====== TASK INPUTS

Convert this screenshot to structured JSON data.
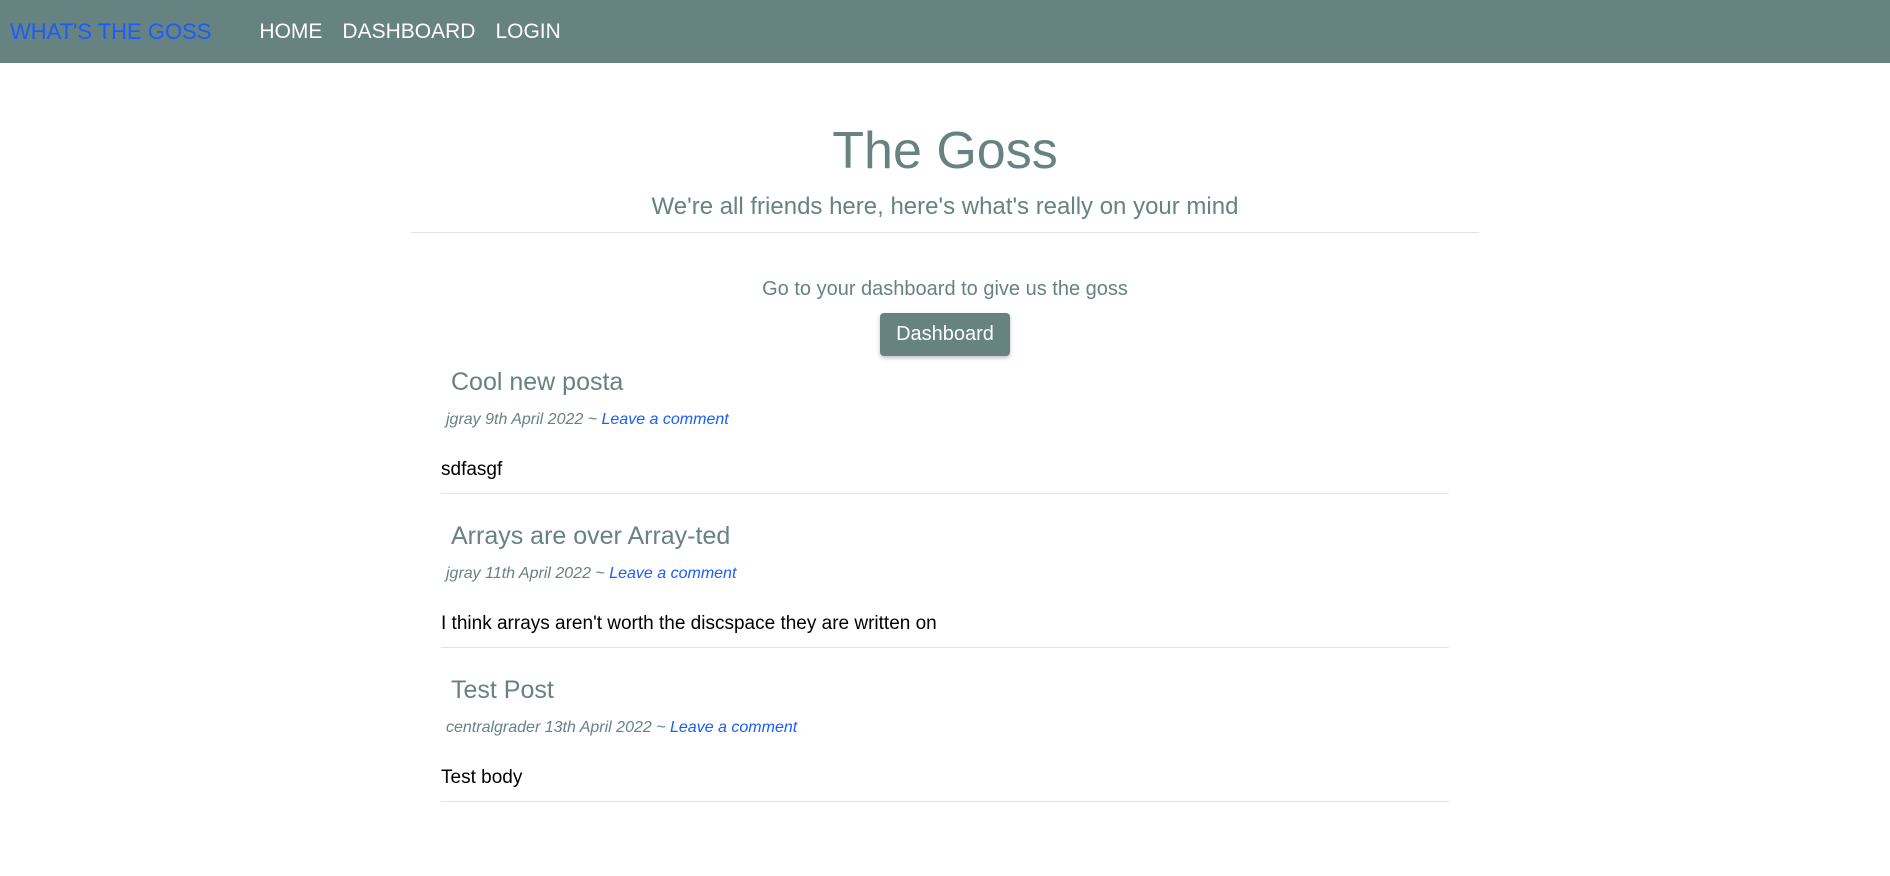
{
  "navbar": {
    "brand": "WHAT'S THE GOSS",
    "links": [
      "HOME",
      "DASHBOARD",
      "LOGIN"
    ]
  },
  "hero": {
    "title": "The Goss",
    "subtitle": "We're all friends here, here's what's really on your mind"
  },
  "cta": {
    "text": "Go to your dashboard to give us the goss",
    "button_label": "Dashboard"
  },
  "posts": [
    {
      "title": "Cool new posta",
      "meta": "jgray 9th April 2022 ~ ",
      "comment_link": "Leave a comment",
      "body": "sdfasgf"
    },
    {
      "title": "Arrays are over Array-ted",
      "meta": "jgray 11th April 2022 ~ ",
      "comment_link": "Leave a comment",
      "body": "I think arrays aren't worth the discspace they are written on"
    },
    {
      "title": "Test Post",
      "meta": "centralgrader 13th April 2022 ~ ",
      "comment_link": "Leave a comment",
      "body": "Test body"
    }
  ],
  "colors": {
    "navbar_bg": "#668281",
    "brand": "#1a5cff",
    "accent": "#668281",
    "link": "#1a5cff"
  }
}
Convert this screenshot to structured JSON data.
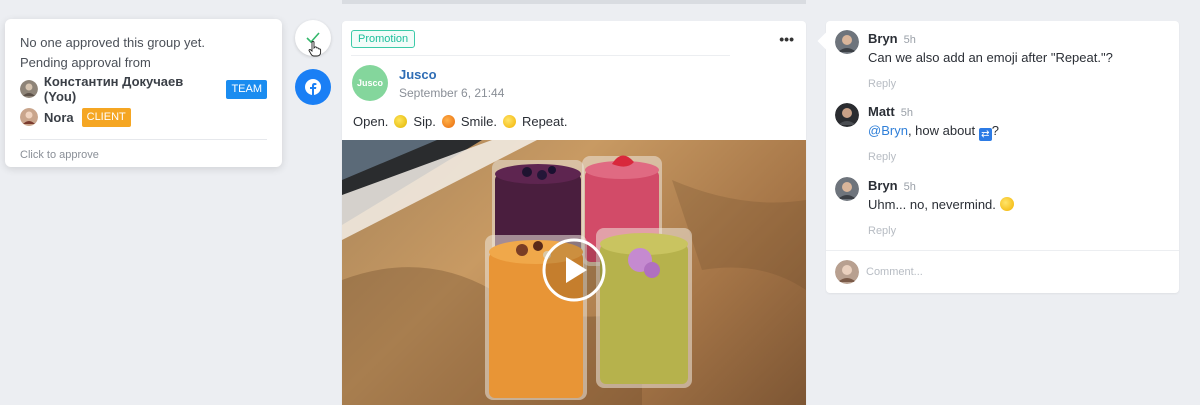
{
  "approval": {
    "status_line": "No one approved this group yet.",
    "pending_label": "Pending approval from",
    "approvers": [
      {
        "name": "Константин Докучаев",
        "you_label": "(You)",
        "role": "TEAM"
      },
      {
        "name": "Nora",
        "role": "CLIENT"
      }
    ],
    "action": "Click to approve"
  },
  "post": {
    "tag": "Promotion",
    "more": "•••",
    "page_initial": "Jusco",
    "page_name": "Jusco",
    "date": "September 6, 21:44",
    "text_parts": [
      "Open.",
      "Sip.",
      "Smile.",
      "Repeat."
    ],
    "emojis": [
      "lemon-emoji",
      "orange-emoji",
      "smile-emoji"
    ]
  },
  "comments": {
    "items": [
      {
        "author": "Bryn",
        "time": "5h",
        "text": "Can we also add an emoji after \"Repeat.\"?",
        "reply": "Reply"
      },
      {
        "author": "Matt",
        "time": "5h",
        "mention": "@Bryn",
        "text": ", how about ",
        "suffix": "?",
        "reply": "Reply"
      },
      {
        "author": "Bryn",
        "time": "5h",
        "text": "Uhm... no, nevermind.",
        "reply": "Reply"
      }
    ],
    "placeholder": "Comment..."
  },
  "colors": {
    "accent": "#1a8cf0",
    "client": "#f5a623",
    "promo": "#1dbf9c",
    "facebook": "#1a7ff5"
  }
}
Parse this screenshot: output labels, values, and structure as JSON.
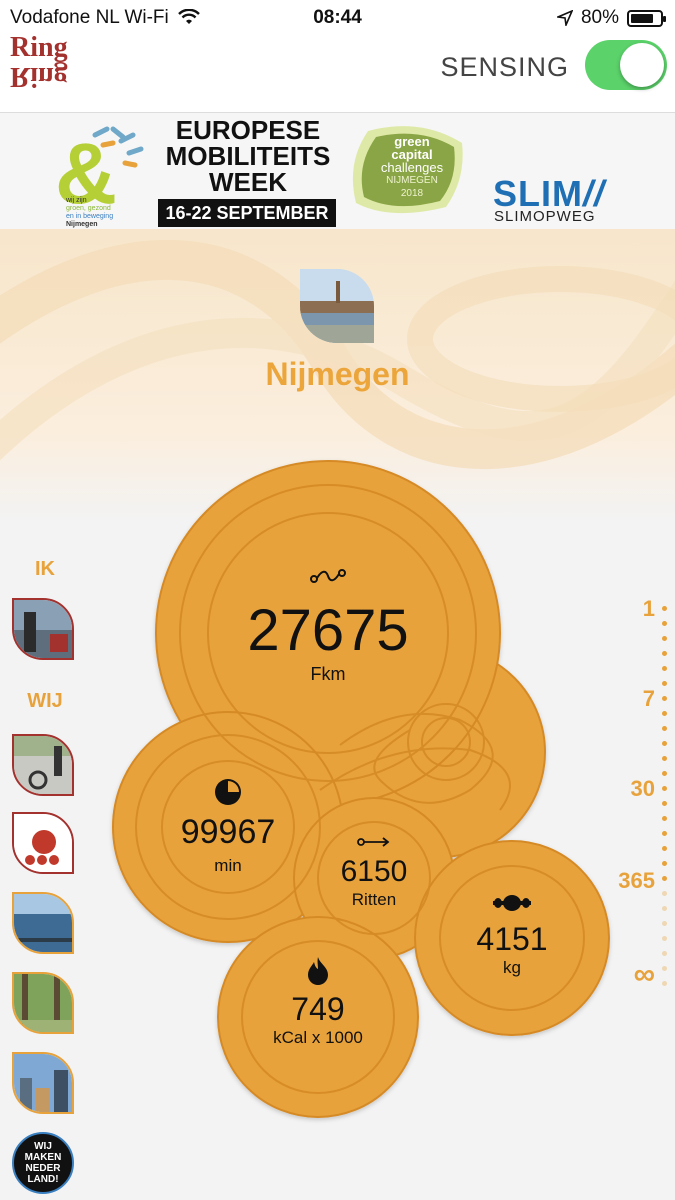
{
  "status_bar": {
    "carrier": "Vodafone NL Wi-Fi",
    "time": "08:44",
    "battery": "80%",
    "battery_level": 0.8
  },
  "app": {
    "logo_top": "Ring",
    "logo_bottom": "Ring",
    "sensing_label": "SENSING",
    "sensing_on": true
  },
  "banner": {
    "tagline_lines": [
      "wij zijn",
      "groen, gezond",
      "en in beweging",
      "Nijmegen"
    ],
    "event_title_lines": [
      "EUROPESE",
      "MOBILITEITS",
      "WEEK"
    ],
    "event_dates": "16-22 SEPTEMBER",
    "gcc_lines": [
      "green",
      "capital",
      "challenges",
      "NIJMEGEN",
      "2018"
    ],
    "slim_title": "SLIM",
    "slim_sub": "SLIMOPWEG"
  },
  "city": {
    "name": "Nijmegen"
  },
  "sidebar": {
    "ik_label": "IK",
    "wij_label": "WIJ",
    "badge_text": [
      "WIJ",
      "MAKEN",
      "NEDER",
      "LAND!"
    ]
  },
  "stats": {
    "distance": {
      "value": "27675",
      "unit": "Fkm",
      "icon": "route-icon"
    },
    "time": {
      "value": "99967",
      "unit": "min",
      "icon": "clock-icon"
    },
    "trips": {
      "value": "6150",
      "unit": "Ritten",
      "icon": "arrow-icon"
    },
    "co2": {
      "value": "4151",
      "unit": "kg",
      "icon": "weight-icon"
    },
    "calories": {
      "value": "749",
      "unit": "kCal x 1000",
      "icon": "flame-icon"
    }
  },
  "period_scale": {
    "options": [
      "1",
      "7",
      "30",
      "365",
      "∞"
    ]
  },
  "colors": {
    "accent": "#E8A23B",
    "accent_dark": "#D9902A",
    "brand_red": "#A3312E",
    "toggle_green": "#5BD26A"
  }
}
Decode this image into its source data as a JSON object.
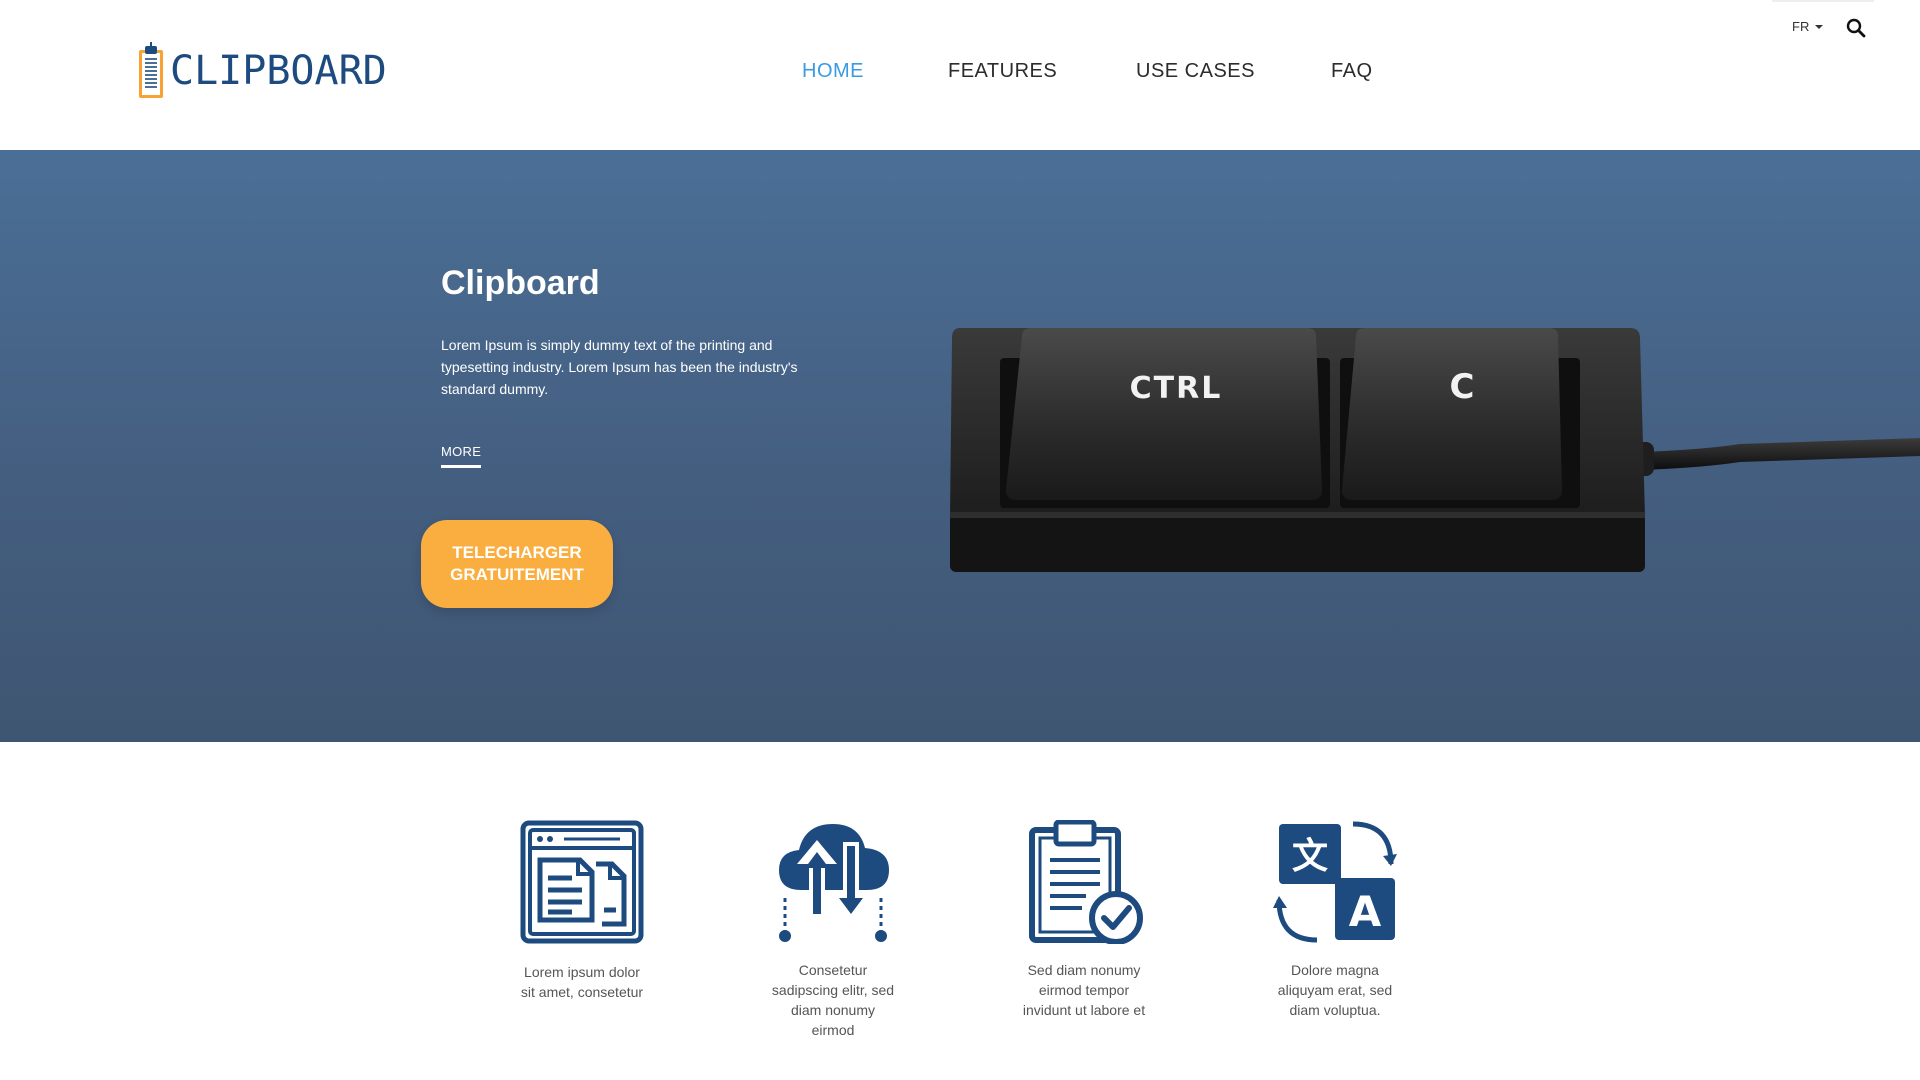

============

→ AIM OF THE TASK: Count the lines of the data that include the string "icon", and give only that number.

→ RESULT: 5